[Exercise requirements] Copy the records below exactly, omitting any pictures they contain.

::: Records provided :::

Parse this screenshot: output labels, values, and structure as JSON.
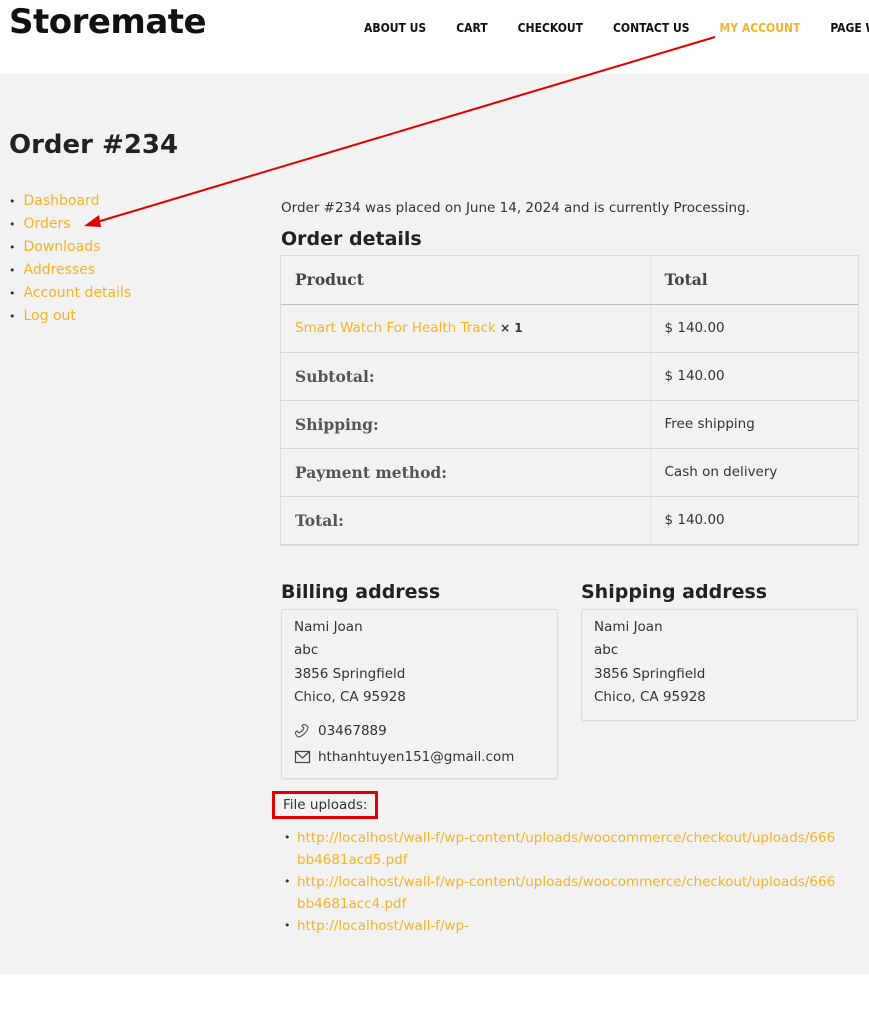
{
  "site": {
    "logo": "Storemate"
  },
  "nav": {
    "items": [
      {
        "label": "ABOUT US"
      },
      {
        "label": "CART"
      },
      {
        "label": "CHECKOUT"
      },
      {
        "label": "CONTACT US"
      },
      {
        "label": "MY ACCOUNT"
      },
      {
        "label": "PAGE WITH"
      }
    ],
    "active_color": "#f5b325"
  },
  "page": {
    "title": "Order #234"
  },
  "account_nav": [
    {
      "label": "Dashboard"
    },
    {
      "label": "Orders"
    },
    {
      "label": "Downloads"
    },
    {
      "label": "Addresses"
    },
    {
      "label": "Account details"
    },
    {
      "label": "Log out"
    }
  ],
  "order": {
    "intro": "Order #234 was placed on June 14, 2024 and is currently Processing.",
    "details_heading": "Order details",
    "table": {
      "col_product": "Product",
      "col_total": "Total",
      "item_name": "Smart Watch For Health Track",
      "item_qty": "× 1",
      "item_total": "$ 140.00",
      "subtotal_label": "Subtotal:",
      "subtotal_value": "$ 140.00",
      "shipping_label": "Shipping:",
      "shipping_value": "Free shipping",
      "payment_label": "Payment method:",
      "payment_value": "Cash on delivery",
      "total_label": "Total:",
      "total_value": "$ 140.00"
    }
  },
  "billing": {
    "heading": "Billing address",
    "name": "Nami Joan",
    "line1": "abc",
    "line2": "3856 Springfield",
    "line3": "Chico, CA 95928",
    "phone": "03467889",
    "email": "hthanhtuyen151@gmail.com",
    "phone_icon": "phone-icon",
    "email_icon": "mail-icon"
  },
  "shipping": {
    "heading": "Shipping address",
    "name": "Nami Joan",
    "line1": "abc",
    "line2": "3856 Springfield",
    "line3": "Chico, CA 95928"
  },
  "uploads": {
    "label": "File uploads:",
    "files": [
      "http://localhost/wall-f/wp-content/uploads/woocommerce/checkout/uploads/666bb4681acd5.pdf",
      "http://localhost/wall-f/wp-content/uploads/woocommerce/checkout/uploads/666bb4681acc4.pdf",
      "http://localhost/wall-f/wp-"
    ]
  },
  "colors": {
    "accent": "#f5b325",
    "annotation": "#e00000",
    "background": "#f2f2f2"
  }
}
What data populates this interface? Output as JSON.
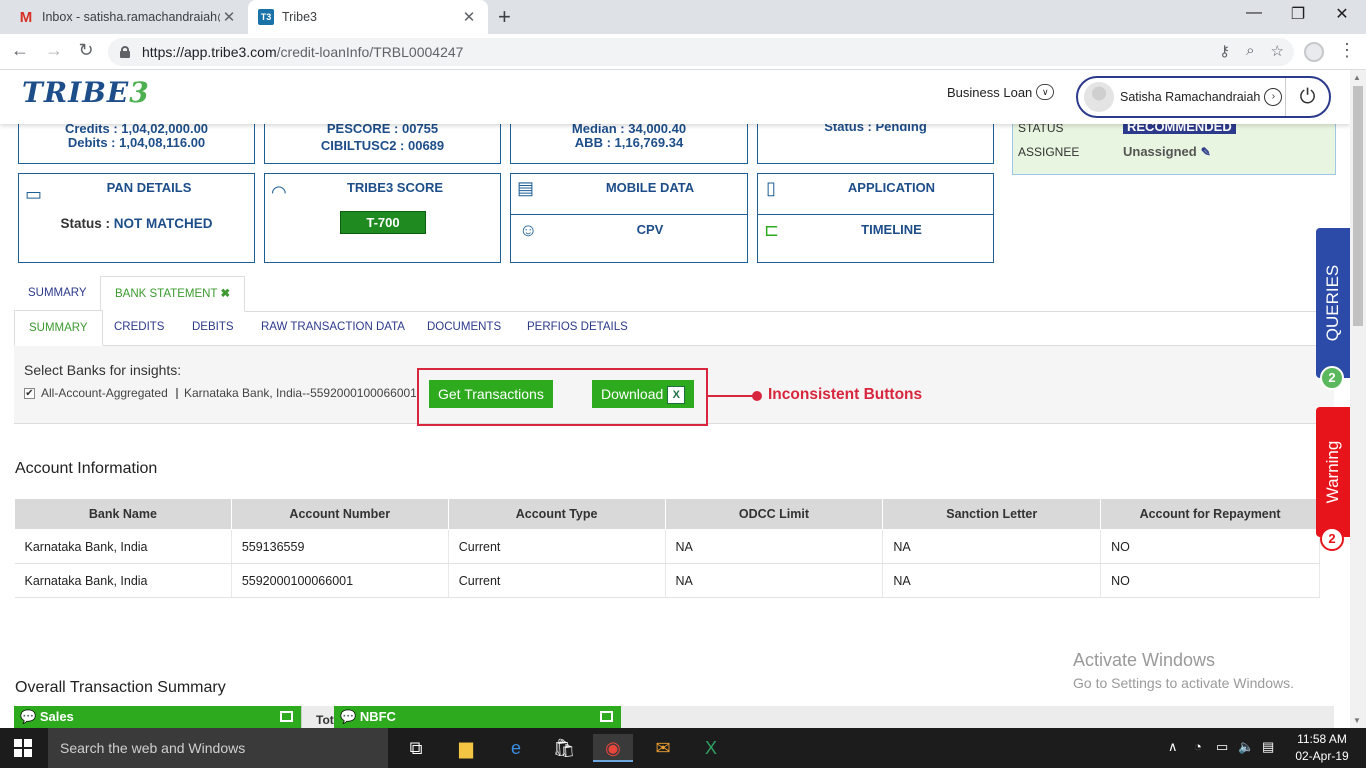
{
  "browser": {
    "tabs": [
      {
        "title": "Inbox - satisha.ramachandraiah@",
        "icon": "gmail-icon"
      },
      {
        "title": "Tribe3",
        "icon": "tribe3-favicon"
      }
    ],
    "url_host": "https://app.tribe3.com",
    "url_path": "/credit-loanInfo/TRBL0004247"
  },
  "header": {
    "logo_main": "TRIBE",
    "logo_suffix": "3",
    "loan_type": "Business Loan",
    "user_name": "Satisha Ramachandraiah"
  },
  "cards_top": {
    "credits_partial": "Credits : 1,04,02,000.00",
    "debits": "Debits : 1,04,08,116.00",
    "pescore_partial": "PESCORE : 00755",
    "cibil": "CIBILTUSC2 : 00689",
    "median_partial": "Median : 34,000.40",
    "abb": "ABB : 1,16,769.34",
    "status_partial": "Status : Pending"
  },
  "status_panel": {
    "status_label": "STATUS",
    "status_value": "RECOMMENDED",
    "assignee_label": "ASSIGNEE",
    "assignee_value": "Unassigned"
  },
  "cards": {
    "pan_title": "PAN DETAILS",
    "pan_status_label": "Status : ",
    "pan_status_value": "NOT MATCHED",
    "score_title": "TRIBE3 SCORE",
    "score_value": "T-700",
    "mobile_title": "MOBILE DATA",
    "cpv_title": "CPV",
    "application_title": "APPLICATION",
    "timeline_title": "TIMELINE"
  },
  "tabs_main": [
    "SUMMARY",
    "BANK STATEMENT"
  ],
  "tabs_sub": [
    "SUMMARY",
    "CREDITS",
    "DEBITS",
    "RAW TRANSACTION DATA",
    "DOCUMENTS",
    "PERFIOS DETAILS"
  ],
  "bank_select": {
    "label": "Select Banks for insights:",
    "option1": "All-Account-Aggregated",
    "option2": "Karnataka Bank, India--5592000100066001",
    "get_btn": "Get Transactions",
    "download_btn": "Download",
    "annotation": "Inconsistent Buttons"
  },
  "account_info": {
    "title": "Account Information",
    "columns": [
      "Bank Name",
      "Account Number",
      "Account Type",
      "ODCC Limit",
      "Sanction Letter",
      "Account for Repayment"
    ],
    "rows": [
      [
        "Karnataka Bank, India",
        "559136559",
        "Current",
        "NA",
        "NA",
        "NO"
      ],
      [
        "Karnataka Bank, India",
        "5592000100066001",
        "Current",
        "NA",
        "NA",
        "NO"
      ]
    ]
  },
  "summary": {
    "title": "Overall Transaction Summary",
    "sales_label": "Sales",
    "nbfc_label": "NBFC",
    "total_partial": "Tot"
  },
  "side_tabs": {
    "queries_label": "QUERIES",
    "queries_count": "2",
    "warning_label": "Warning",
    "warning_count": "2"
  },
  "watermark": {
    "line1": "Activate Windows",
    "line2": "Go to Settings to activate Windows."
  },
  "taskbar": {
    "search_placeholder": "Search the web and Windows",
    "time": "11:58 AM",
    "date": "02-Apr-19"
  },
  "colors": {
    "primary_blue": "#1d4e89",
    "accent_green": "#2eaa1e",
    "annotation_red": "#d7263d",
    "queries_blue": "#2c4aa8",
    "warning_red": "#e8141b"
  }
}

:::

[Finished exercise]
Parse this screenshot: output labels, values, and structure as JSON.
{
  "site": {
    "logo": "Storemate"
  },
  "nav": {
    "items": [
      {
        "label": "ABOUT US"
      },
      {
        "label": "CART"
      },
      {
        "label": "CHECKOUT"
      },
      {
        "label": "CONTACT US"
      },
      {
        "label": "MY ACCOUNT"
      },
      {
        "label": "PAGE WITH"
      }
    ],
    "active_color": "#f5b325"
  },
  "page": {
    "title": "Order #234"
  },
  "account_nav": [
    {
      "label": "Dashboard"
    },
    {
      "label": "Orders"
    },
    {
      "label": "Downloads"
    },
    {
      "label": "Addresses"
    },
    {
      "label": "Account details"
    },
    {
      "label": "Log out"
    }
  ],
  "order": {
    "intro": "Order #234 was placed on June 14, 2024 and is currently Processing.",
    "details_heading": "Order details",
    "table": {
      "col_product": "Product",
      "col_total": "Total",
      "item_name": "Smart Watch For Health Track",
      "item_qty": "× 1",
      "item_total": "$ 140.00",
      "subtotal_label": "Subtotal:",
      "subtotal_value": "$ 140.00",
      "shipping_label": "Shipping:",
      "shipping_value": "Free shipping",
      "payment_label": "Payment method:",
      "payment_value": "Cash on delivery",
      "total_label": "Total:",
      "total_value": "$ 140.00"
    }
  },
  "billing": {
    "heading": "Billing address",
    "name": "Nami Joan",
    "line1": "abc",
    "line2": "3856 Springfield",
    "line3": "Chico, CA 95928",
    "phone": "03467889",
    "email": "hthanhtuyen151@gmail.com",
    "phone_icon": "phone-icon",
    "email_icon": "mail-icon"
  },
  "shipping": {
    "heading": "Shipping address",
    "name": "Nami Joan",
    "line1": "abc",
    "line2": "3856 Springfield",
    "line3": "Chico, CA 95928"
  },
  "uploads": {
    "label": "File uploads:",
    "files": [
      "http://localhost/wall-f/wp-content/uploads/woocommerce/checkout/uploads/666bb4681acd5.pdf",
      "http://localhost/wall-f/wp-content/uploads/woocommerce/checkout/uploads/666bb4681acc4.pdf",
      "http://localhost/wall-f/wp-"
    ]
  },
  "colors": {
    "accent": "#f5b325",
    "annotation": "#e00000",
    "background": "#f2f2f2"
  }
}
What data populates this interface? Output as JSON.
{
  "browser": {
    "tabs": [
      {
        "title": "Inbox - satisha.ramachandraiah@",
        "icon": "gmail-icon"
      },
      {
        "title": "Tribe3",
        "icon": "tribe3-favicon"
      }
    ],
    "url_host": "https://app.tribe3.com",
    "url_path": "/credit-loanInfo/TRBL0004247"
  },
  "header": {
    "logo_main": "TRIBE",
    "logo_suffix": "3",
    "loan_type": "Business Loan",
    "user_name": "Satisha Ramachandraiah"
  },
  "cards_top": {
    "credits_partial": "Credits : 1,04,02,000.00",
    "debits": "Debits : 1,04,08,116.00",
    "pescore_partial": "PESCORE : 00755",
    "cibil": "CIBILTUSC2 : 00689",
    "median_partial": "Median : 34,000.40",
    "abb": "ABB : 1,16,769.34",
    "status_partial": "Status : Pending"
  },
  "status_panel": {
    "status_label": "STATUS",
    "status_value": "RECOMMENDED",
    "assignee_label": "ASSIGNEE",
    "assignee_value": "Unassigned"
  },
  "cards": {
    "pan_title": "PAN DETAILS",
    "pan_status_label": "Status : ",
    "pan_status_value": "NOT MATCHED",
    "score_title": "TRIBE3 SCORE",
    "score_value": "T-700",
    "mobile_title": "MOBILE DATA",
    "cpv_title": "CPV",
    "application_title": "APPLICATION",
    "timeline_title": "TIMELINE"
  },
  "tabs_main": [
    "SUMMARY",
    "BANK STATEMENT"
  ],
  "tabs_sub": [
    "SUMMARY",
    "CREDITS",
    "DEBITS",
    "RAW TRANSACTION DATA",
    "DOCUMENTS",
    "PERFIOS DETAILS"
  ],
  "bank_select": {
    "label": "Select Banks for insights:",
    "option1": "All-Account-Aggregated",
    "option2": "Karnataka Bank, India--5592000100066001",
    "get_btn": "Get Transactions",
    "download_btn": "Download",
    "annotation": "Inconsistent Buttons"
  },
  "account_info": {
    "title": "Account Information",
    "columns": [
      "Bank Name",
      "Account Number",
      "Account Type",
      "ODCC Limit",
      "Sanction Letter",
      "Account for Repayment"
    ],
    "rows": [
      [
        "Karnataka Bank, India",
        "559136559",
        "Current",
        "NA",
        "NA",
        "NO"
      ],
      [
        "Karnataka Bank, India",
        "5592000100066001",
        "Current",
        "NA",
        "NA",
        "NO"
      ]
    ]
  },
  "summary": {
    "title": "Overall Transaction Summary",
    "sales_label": "Sales",
    "nbfc_label": "NBFC",
    "total_partial": "Tot"
  },
  "side_tabs": {
    "queries_label": "QUERIES",
    "queries_count": "2",
    "warning_label": "Warning",
    "warning_count": "2"
  },
  "watermark": {
    "line1": "Activate Windows",
    "line2": "Go to Settings to activate Windows."
  },
  "taskbar": {
    "search_placeholder": "Search the web and Windows",
    "time": "11:58 AM",
    "date": "02-Apr-19"
  },
  "colors": {
    "primary_blue": "#1d4e89",
    "accent_green": "#2eaa1e",
    "annotation_red": "#d7263d",
    "queries_blue": "#2c4aa8",
    "warning_red": "#e8141b"
  }
}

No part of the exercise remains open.